*GIVEN TASK*
Find the word "Start" in the records below. List each line containing it.

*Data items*
::::::
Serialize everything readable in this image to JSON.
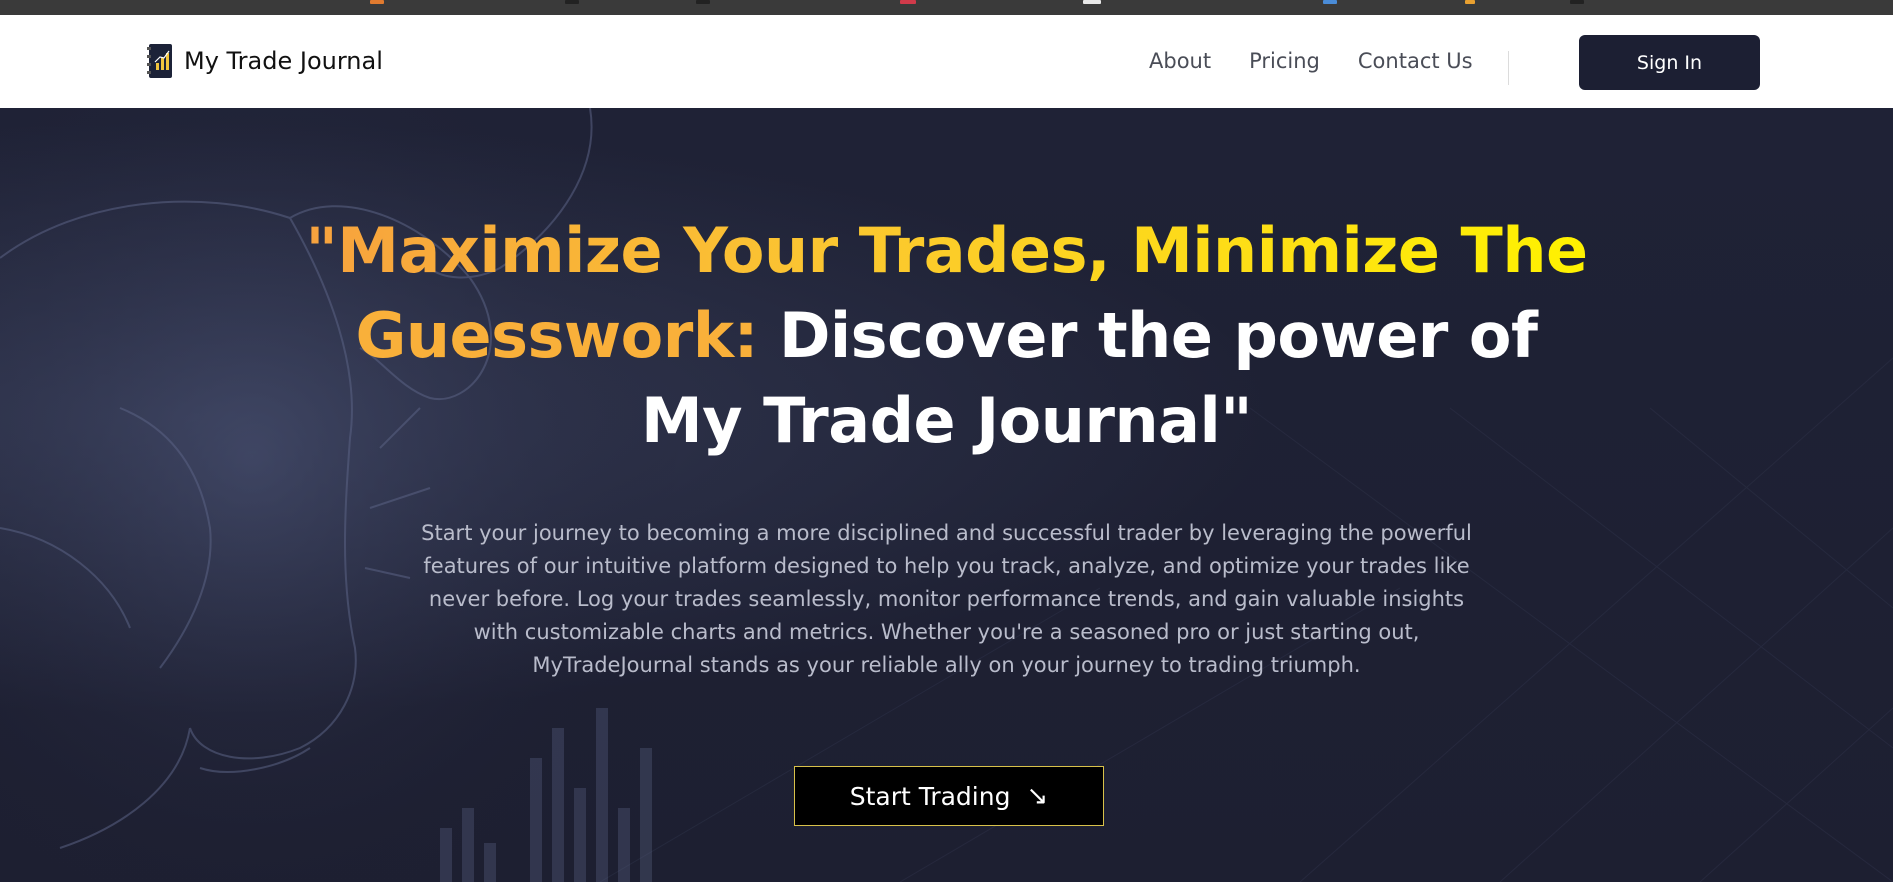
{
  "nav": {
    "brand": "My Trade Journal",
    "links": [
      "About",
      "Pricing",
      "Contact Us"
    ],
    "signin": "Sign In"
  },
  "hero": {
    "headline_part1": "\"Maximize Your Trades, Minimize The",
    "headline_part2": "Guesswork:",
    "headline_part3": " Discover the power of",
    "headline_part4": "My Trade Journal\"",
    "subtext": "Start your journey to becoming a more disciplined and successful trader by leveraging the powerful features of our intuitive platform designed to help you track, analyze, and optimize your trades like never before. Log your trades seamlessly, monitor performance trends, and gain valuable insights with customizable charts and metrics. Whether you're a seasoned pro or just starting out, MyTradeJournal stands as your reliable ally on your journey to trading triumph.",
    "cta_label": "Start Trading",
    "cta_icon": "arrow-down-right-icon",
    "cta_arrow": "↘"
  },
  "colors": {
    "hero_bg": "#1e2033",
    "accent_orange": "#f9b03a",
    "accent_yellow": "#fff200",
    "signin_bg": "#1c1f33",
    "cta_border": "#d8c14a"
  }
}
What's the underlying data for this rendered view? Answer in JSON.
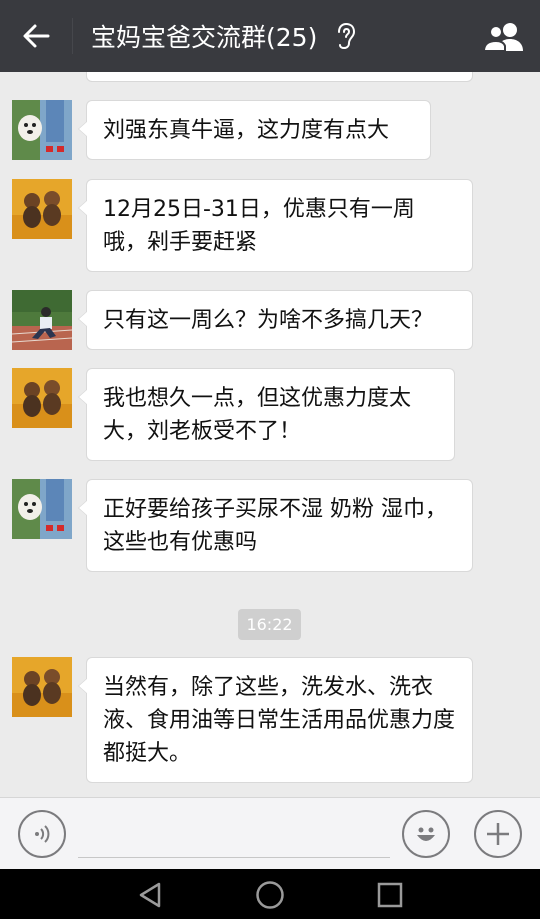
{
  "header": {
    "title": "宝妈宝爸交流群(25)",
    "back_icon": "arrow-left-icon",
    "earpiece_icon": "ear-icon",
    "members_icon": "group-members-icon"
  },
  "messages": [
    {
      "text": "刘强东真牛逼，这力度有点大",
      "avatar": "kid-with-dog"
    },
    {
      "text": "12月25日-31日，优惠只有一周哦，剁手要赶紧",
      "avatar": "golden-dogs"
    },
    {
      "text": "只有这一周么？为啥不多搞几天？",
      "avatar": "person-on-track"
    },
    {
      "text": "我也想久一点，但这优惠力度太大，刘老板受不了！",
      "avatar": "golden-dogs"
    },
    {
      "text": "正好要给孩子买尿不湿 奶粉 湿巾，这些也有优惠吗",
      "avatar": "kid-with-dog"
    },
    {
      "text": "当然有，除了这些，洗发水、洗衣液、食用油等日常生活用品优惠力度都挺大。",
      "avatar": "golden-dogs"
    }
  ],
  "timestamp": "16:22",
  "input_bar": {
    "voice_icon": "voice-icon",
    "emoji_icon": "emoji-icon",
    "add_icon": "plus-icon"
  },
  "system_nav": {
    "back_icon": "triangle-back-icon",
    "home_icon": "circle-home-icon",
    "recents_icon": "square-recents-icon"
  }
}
::::::
*COMPLETE RESPONSE*
    "subtext": "Start your journey to becoming a more disciplined and successful trader by leveraging the powerful features of our intuitive platform designed to help you track, analyze, and optimize your trades like never before. Log your trades seamlessly, monitor performance trends, and gain valuable insights with customizable charts and metrics. Whether you're a seasoned pro or just starting out, MyTradeJournal stands as your reliable ally on your journey to trading triumph.",
    "cta_label": "Start Trading",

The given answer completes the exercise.